Copy every line of the records below word for word, leaving nothing out.

(Collected data)
+===+

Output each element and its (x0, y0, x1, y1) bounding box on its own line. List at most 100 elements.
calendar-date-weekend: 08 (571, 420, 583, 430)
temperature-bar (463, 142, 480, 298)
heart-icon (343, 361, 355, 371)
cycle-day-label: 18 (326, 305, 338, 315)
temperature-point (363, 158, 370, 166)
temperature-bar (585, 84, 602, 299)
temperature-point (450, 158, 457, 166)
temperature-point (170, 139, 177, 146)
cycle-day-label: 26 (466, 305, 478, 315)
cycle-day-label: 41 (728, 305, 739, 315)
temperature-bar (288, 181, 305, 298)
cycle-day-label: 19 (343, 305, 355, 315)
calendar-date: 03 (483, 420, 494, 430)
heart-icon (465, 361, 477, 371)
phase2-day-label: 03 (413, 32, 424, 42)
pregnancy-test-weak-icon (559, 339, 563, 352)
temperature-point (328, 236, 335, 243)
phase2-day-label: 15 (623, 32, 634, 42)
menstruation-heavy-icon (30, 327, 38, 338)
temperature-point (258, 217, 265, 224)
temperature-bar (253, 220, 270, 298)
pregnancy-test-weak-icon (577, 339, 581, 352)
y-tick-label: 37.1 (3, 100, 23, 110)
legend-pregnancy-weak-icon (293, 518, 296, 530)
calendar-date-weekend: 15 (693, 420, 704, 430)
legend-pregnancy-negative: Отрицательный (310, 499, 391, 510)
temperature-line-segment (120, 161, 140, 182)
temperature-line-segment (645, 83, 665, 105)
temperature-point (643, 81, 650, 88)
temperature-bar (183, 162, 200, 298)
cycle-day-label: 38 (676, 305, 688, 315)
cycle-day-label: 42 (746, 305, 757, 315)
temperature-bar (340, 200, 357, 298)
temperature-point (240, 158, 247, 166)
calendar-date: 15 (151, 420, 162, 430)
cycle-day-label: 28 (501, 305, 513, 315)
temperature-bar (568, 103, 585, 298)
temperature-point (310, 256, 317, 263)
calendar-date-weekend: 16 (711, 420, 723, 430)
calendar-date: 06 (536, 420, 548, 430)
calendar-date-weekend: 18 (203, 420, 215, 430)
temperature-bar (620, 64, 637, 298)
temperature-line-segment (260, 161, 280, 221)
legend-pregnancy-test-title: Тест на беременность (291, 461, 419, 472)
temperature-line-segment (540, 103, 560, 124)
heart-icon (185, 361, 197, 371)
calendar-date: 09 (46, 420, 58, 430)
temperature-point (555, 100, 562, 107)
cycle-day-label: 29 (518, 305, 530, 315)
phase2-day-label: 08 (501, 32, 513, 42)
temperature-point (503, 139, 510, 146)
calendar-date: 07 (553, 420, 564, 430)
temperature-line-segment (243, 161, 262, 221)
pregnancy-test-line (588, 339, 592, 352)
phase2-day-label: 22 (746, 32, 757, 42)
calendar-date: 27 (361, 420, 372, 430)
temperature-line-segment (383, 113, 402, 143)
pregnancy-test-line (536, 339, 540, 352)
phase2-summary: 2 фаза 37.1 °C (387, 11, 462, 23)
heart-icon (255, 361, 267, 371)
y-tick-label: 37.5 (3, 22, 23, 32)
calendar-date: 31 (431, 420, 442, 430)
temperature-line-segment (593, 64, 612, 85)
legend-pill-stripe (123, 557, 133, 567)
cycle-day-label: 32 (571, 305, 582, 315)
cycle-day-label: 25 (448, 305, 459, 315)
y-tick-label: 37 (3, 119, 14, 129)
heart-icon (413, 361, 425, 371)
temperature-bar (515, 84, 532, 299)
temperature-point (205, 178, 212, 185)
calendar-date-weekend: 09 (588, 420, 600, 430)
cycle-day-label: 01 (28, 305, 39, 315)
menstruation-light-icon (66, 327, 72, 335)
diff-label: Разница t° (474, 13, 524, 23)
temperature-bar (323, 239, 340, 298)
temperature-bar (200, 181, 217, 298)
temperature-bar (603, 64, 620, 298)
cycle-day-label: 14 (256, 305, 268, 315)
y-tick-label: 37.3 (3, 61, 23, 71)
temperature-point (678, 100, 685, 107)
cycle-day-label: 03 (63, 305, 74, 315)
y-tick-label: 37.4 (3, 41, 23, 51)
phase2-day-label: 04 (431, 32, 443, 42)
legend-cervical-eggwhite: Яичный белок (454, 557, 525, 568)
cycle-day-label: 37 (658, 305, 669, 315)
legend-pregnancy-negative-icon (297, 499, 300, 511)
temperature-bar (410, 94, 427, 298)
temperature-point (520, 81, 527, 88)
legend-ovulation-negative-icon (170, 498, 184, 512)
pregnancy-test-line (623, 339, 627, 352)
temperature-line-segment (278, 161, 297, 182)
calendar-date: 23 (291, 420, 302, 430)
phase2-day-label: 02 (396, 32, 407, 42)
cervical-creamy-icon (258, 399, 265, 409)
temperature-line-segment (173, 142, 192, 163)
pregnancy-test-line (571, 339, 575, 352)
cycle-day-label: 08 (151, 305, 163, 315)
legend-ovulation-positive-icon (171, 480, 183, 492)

+===+

| Exercise result |
Output each element and its (x0, y0, x1, y1) bounding box on its own line. List at most 100 elements.
calendar-date-weekend: 08 (571, 420, 583, 430)
temperature-bar (463, 142, 480, 298)
heart-icon (343, 361, 355, 371)
cycle-day-label: 18 (326, 305, 338, 315)
temperature-point (363, 158, 370, 166)
temperature-bar (585, 84, 602, 299)
temperature-point (450, 158, 457, 166)
temperature-point (170, 139, 177, 146)
cycle-day-label: 26 (466, 305, 478, 315)
cycle-day-label: 41 (728, 305, 739, 315)
temperature-bar (288, 181, 305, 298)
cycle-day-label: 19 (343, 305, 355, 315)
calendar-date: 03 (483, 420, 494, 430)
heart-icon (465, 361, 477, 371)
phase2-day-label: 03 (413, 32, 424, 42)
pregnancy-test-weak-icon (559, 339, 563, 352)
temperature-point (328, 236, 335, 243)
phase2-day-label: 15 (623, 32, 634, 42)
menstruation-heavy-icon (30, 327, 38, 338)
temperature-point (258, 217, 265, 224)
temperature-bar (253, 220, 270, 298)
pregnancy-test-weak-icon (577, 339, 581, 352)
y-tick-label: 37.1 (3, 100, 23, 110)
legend-pregnancy-weak-icon (293, 518, 296, 530)
calendar-date-weekend: 15 (693, 420, 704, 430)
legend-pregnancy-negative: Отрицательный (310, 499, 391, 510)
temperature-line-segment (120, 161, 140, 182)
temperature-line-segment (645, 83, 665, 105)
temperature-point (643, 81, 650, 88)
temperature-bar (183, 162, 200, 298)
cycle-day-label: 38 (676, 305, 688, 315)
cycle-day-label: 42 (746, 305, 757, 315)
temperature-bar (340, 200, 357, 298)
temperature-point (240, 158, 247, 166)
calendar-date: 15 (151, 420, 162, 430)
cycle-day-label: 28 (501, 305, 513, 315)
temperature-bar (568, 103, 585, 298)
temperature-point (310, 256, 317, 263)
calendar-date-weekend: 16 (711, 420, 723, 430)
calendar-date: 06 (536, 420, 548, 430)
calendar-date-weekend: 18 (203, 420, 215, 430)
temperature-bar (620, 64, 637, 298)
temperature-line-segment (260, 161, 280, 221)
legend-pregnancy-test-title: Тест на беременность (291, 461, 419, 472)
temperature-line-segment (540, 103, 560, 124)
heart-icon (185, 361, 197, 371)
calendar-date: 09 (46, 420, 58, 430)
temperature-point (555, 100, 562, 107)
cycle-day-label: 29 (518, 305, 530, 315)
phase2-day-label: 08 (501, 32, 513, 42)
temperature-point (503, 139, 510, 146)
calendar-date: 07 (553, 420, 564, 430)
temperature-line-segment (243, 161, 262, 221)
pregnancy-test-line (588, 339, 592, 352)
phase2-day-label: 22 (746, 32, 757, 42)
calendar-date: 27 (361, 420, 372, 430)
temperature-line-segment (383, 113, 402, 143)
pregnancy-test-line (536, 339, 540, 352)
phase2-summary: 2 фаза 37.1 °C (387, 11, 462, 23)
heart-icon (255, 361, 267, 371)
y-tick-label: 37.5 (3, 22, 23, 32)
calendar-date: 31 (431, 420, 442, 430)
temperature-line-segment (593, 64, 612, 85)
legend-pill-stripe (123, 557, 133, 567)
cycle-day-label: 32 (571, 305, 582, 315)
cycle-day-label: 25 (448, 305, 459, 315)
y-tick-label: 37 (3, 119, 14, 129)
heart-icon (413, 361, 425, 371)
temperature-bar (515, 84, 532, 299)
temperature-point (205, 178, 212, 185)
calendar-date-weekend: 09 (588, 420, 600, 430)
cycle-day-label: 01 (28, 305, 39, 315)
menstruation-light-icon (66, 327, 72, 335)
diff-label: Разница t° (474, 13, 524, 23)
temperature-bar (323, 239, 340, 298)
temperature-bar (200, 181, 217, 298)
temperature-bar (603, 64, 620, 298)
cycle-day-label: 14 (256, 305, 268, 315)
y-tick-label: 37.3 (3, 61, 23, 71)
temperature-point (678, 100, 685, 107)
cycle-day-label: 03 (63, 305, 74, 315)
y-tick-label: 37.4 (3, 41, 23, 51)
phase2-day-label: 04 (431, 32, 443, 42)
legend-cervical-eggwhite: Яичный белок (454, 557, 525, 568)
cycle-day-label: 37 (658, 305, 669, 315)
legend-pregnancy-negative-icon (297, 499, 300, 511)
temperature-bar (410, 94, 427, 298)
temperature-point (520, 81, 527, 88)
legend-ovulation-negative-icon (170, 498, 184, 512)
pregnancy-test-line (623, 339, 627, 352)
temperature-line-segment (278, 161, 297, 182)
calendar-date: 23 (291, 420, 302, 430)
phase2-day-label: 02 (396, 32, 407, 42)
cervical-creamy-icon (258, 399, 265, 409)
temperature-line-segment (173, 142, 192, 163)
pregnancy-test-line (571, 339, 575, 352)
cycle-day-label: 08 (151, 305, 163, 315)
legend-ovulation-positive-icon (171, 480, 183, 492)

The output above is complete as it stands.